What the task requires> Print the whole listing exactly.

___ Dataset entries ___

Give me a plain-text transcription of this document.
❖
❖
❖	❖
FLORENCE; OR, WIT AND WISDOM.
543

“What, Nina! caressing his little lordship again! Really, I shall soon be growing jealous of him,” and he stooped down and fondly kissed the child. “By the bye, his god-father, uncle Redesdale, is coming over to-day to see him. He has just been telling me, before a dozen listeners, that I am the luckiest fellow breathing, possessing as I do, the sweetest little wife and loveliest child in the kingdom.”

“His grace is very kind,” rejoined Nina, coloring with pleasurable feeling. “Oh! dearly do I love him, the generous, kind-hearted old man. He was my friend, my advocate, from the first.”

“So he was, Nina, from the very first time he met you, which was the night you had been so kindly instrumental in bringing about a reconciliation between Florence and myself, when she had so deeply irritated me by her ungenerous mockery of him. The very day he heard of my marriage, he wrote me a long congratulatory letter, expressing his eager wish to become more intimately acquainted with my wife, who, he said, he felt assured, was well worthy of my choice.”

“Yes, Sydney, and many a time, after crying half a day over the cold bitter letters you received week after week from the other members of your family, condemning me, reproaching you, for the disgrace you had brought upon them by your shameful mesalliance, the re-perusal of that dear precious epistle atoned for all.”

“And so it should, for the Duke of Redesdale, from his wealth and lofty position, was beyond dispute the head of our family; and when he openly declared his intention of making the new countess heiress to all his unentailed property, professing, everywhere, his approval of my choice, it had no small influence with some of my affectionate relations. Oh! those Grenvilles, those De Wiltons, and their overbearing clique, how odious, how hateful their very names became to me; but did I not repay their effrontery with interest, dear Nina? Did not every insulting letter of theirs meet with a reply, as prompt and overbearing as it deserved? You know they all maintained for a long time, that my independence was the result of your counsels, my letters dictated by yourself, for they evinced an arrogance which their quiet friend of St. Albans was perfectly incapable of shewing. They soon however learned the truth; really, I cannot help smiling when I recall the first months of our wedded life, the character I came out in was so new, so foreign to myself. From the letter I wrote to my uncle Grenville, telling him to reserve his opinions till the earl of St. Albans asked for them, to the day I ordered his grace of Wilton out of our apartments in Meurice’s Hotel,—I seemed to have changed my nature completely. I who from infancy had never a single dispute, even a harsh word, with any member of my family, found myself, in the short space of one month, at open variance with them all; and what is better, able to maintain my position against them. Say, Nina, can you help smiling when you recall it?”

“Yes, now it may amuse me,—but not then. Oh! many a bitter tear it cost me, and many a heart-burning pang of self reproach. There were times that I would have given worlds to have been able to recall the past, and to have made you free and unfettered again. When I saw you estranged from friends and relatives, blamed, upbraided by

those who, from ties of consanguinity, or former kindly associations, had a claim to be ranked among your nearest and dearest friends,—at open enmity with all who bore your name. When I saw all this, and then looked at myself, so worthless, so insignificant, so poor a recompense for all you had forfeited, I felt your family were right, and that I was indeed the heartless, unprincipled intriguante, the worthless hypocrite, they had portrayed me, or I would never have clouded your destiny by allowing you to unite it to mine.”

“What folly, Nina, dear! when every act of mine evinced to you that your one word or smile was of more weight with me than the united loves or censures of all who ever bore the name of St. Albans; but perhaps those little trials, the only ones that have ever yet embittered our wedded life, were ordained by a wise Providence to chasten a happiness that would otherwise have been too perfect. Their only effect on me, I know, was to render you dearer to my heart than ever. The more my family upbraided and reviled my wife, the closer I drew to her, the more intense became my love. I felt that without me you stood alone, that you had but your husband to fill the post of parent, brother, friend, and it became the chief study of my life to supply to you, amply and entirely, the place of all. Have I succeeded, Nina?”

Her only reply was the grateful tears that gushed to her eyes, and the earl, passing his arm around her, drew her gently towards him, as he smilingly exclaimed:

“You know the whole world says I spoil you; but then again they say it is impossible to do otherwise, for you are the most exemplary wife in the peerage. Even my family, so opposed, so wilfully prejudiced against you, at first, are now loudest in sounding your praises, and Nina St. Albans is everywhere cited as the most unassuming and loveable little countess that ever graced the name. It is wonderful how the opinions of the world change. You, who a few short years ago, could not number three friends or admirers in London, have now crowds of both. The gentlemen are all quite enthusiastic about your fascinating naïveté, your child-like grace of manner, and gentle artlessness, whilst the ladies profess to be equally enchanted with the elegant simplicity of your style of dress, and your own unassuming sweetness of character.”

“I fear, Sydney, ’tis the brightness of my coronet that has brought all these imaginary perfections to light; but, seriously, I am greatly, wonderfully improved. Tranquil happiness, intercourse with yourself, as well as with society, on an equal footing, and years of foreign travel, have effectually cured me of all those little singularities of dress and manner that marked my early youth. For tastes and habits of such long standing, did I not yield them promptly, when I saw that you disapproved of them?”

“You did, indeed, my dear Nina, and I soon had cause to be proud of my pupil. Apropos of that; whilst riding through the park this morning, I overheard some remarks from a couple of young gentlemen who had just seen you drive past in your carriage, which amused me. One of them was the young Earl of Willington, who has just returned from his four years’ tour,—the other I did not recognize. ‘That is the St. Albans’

___

Reply>
Give me a plain-text transcription of this document.
❖
❖
❖	❖
FLORENCE; OR, WIT AND WISDOM.
543

“What, Nina! caressing his little lordship again! Really, I shall soon be growing jealous of him,” and he stooped down and fondly kissed the child. “By the bye, his god-father, uncle Redesdale, is coming over to-day to see him. He has just been telling me, before a dozen listeners, that I am the luckiest fellow breathing, possessing as I do, the sweetest little wife and loveliest child in the kingdom.”

“His grace is very kind,” rejoined Nina, coloring with pleasurable feeling. “Oh! dearly do I love him, the generous, kind-hearted old man. He was my friend, my advocate, from the first.”

“So he was, Nina, from the very first time he met you, which was the night you had been so kindly instrumental in bringing about a reconciliation between Florence and myself, when she had so deeply irritated me by her ungenerous mockery of him. The very day he heard of my marriage, he wrote me a long congratulatory letter, expressing his eager wish to become more intimately acquainted with my wife, who, he said, he felt assured, was well worthy of my choice.”

“Yes, Sydney, and many a time, after crying half a day over the cold bitter letters you received week after week from the other members of your family, condemning me, reproaching you, for the disgrace you had brought upon them by your shameful mesalliance, the re-perusal of that dear precious epistle atoned for all.”

“And so it should, for the Duke of Redesdale, from his wealth and lofty position, was beyond dispute the head of our family; and when he openly declared his intention of making the new countess heiress to all his unentailed property, professing, everywhere, his approval of my choice, it had no small influence with some of my affectionate relations. Oh! those Grenvilles, those De Wiltons, and their overbearing clique, how odious, how hateful their very names became to me; but did I not repay their effrontery with interest, dear Nina? Did not every insulting letter of theirs meet with a reply, as prompt and overbearing as it deserved? You know they all maintained for a long time, that my independence was the result of your counsels, my letters dictated by yourself, for they evinced an arrogance which their quiet friend of St. Albans was perfectly incapable of shewing. They soon however learned the truth; really, I cannot help smiling when I recall the first months of our wedded life, the character I came out in was so new, so foreign to myself. From the letter I wrote to my uncle Grenville, telling him to reserve his opinions till the earl of St. Albans asked for them, to the day I ordered his grace of Wilton out of our apartments in Meurice’s Hotel,—I seemed to have changed my nature completely. I who from infancy had never a single dispute, even a harsh word, with any member of my family, found myself, in the short space of one month, at open variance with them all; and what is better, able to maintain my position against them. Say, Nina, can you help smiling when you recall it?”

“Yes, now it may amuse me,—but not then. Oh! many a bitter tear it cost me, and many a heart-burning pang of self reproach. There were times that I would have given worlds to have been able to recall the past, and to have made you free and unfettered again. When I saw you estranged from friends and relatives, blamed, upbraided by

those who, from ties of consanguinity, or former kindly associations, had a claim to be ranked among your nearest and dearest friends,—at open enmity with all who bore your name. When I saw all this, and then looked at myself, so worthless, so insignificant, so poor a recompense for all you had forfeited, I felt your family were right, and that I was indeed the heartless, unprincipled intriguante, the worthless hypocrite, they had portrayed me, or I would never have clouded your destiny by allowing you to unite it to mine.”

“What folly, Nina, dear! when every act of mine evinced to you that your one word or smile was of more weight with me than the united loves or censures of all who ever bore the name of St. Albans; but perhaps those little trials, the only ones that have ever yet embittered our wedded life, were ordained by a wise Providence to chasten a happiness that would otherwise have been too perfect. Their only effect on me, I know, was to render you dearer to my heart than ever. The more my family upbraided and reviled my wife, the closer I drew to her, the more intense became my love. I felt that without me you stood alone, that you had but your husband to fill the post of parent, brother, friend, and it became the chief study of my life to supply to you, amply and entirely, the place of all. Have I succeeded, Nina?”

Her only reply was the grateful tears that gushed to her eyes, and the earl, passing his arm around her, drew her gently towards him, as he smilingly exclaimed:

“You know the whole world says I spoil you; but then again they say it is impossible to do otherwise, for you are the most exemplary wife in the peerage. Even my family, so opposed, so wilfully prejudiced against you, at first, are now loudest in sounding your praises, and Nina St. Albans is everywhere cited as the most unassuming and loveable little countess that ever graced the name. It is wonderful how the opinions of the world change. You, who a few short years ago, could not number three friends or admirers in London, have now crowds of both. The gentlemen are all quite enthusiastic about your fascinating naïveté, your child-like grace of manner, and gentle artlessness, whilst the ladies profess to be equally enchanted with the elegant simplicity of your style of dress, and your own unassuming sweetness of character.”

“I fear, Sydney, ’tis the brightness of my coronet that has brought all these imaginary perfections to light; but, seriously, I am greatly, wonderfully improved. Tranquil happiness, intercourse with yourself, as well as with society, on an equal footing, and years of foreign travel, have effectually cured me of all those little singularities of dress and manner that marked my early youth. For tastes and habits of such long standing, did I not yield them promptly, when I saw that you disapproved of them?”

“You did, indeed, my dear Nina, and I soon had cause to be proud of my pupil. Apropos of that; whilst riding through the park this morning, I overheard some remarks from a couple of young gentlemen who had just seen you drive past in your carriage, which amused me. One of them was the young Earl of Willington, who has just returned from his four years’ tour,—the other I did not recognize. ‘That is the St. Albans’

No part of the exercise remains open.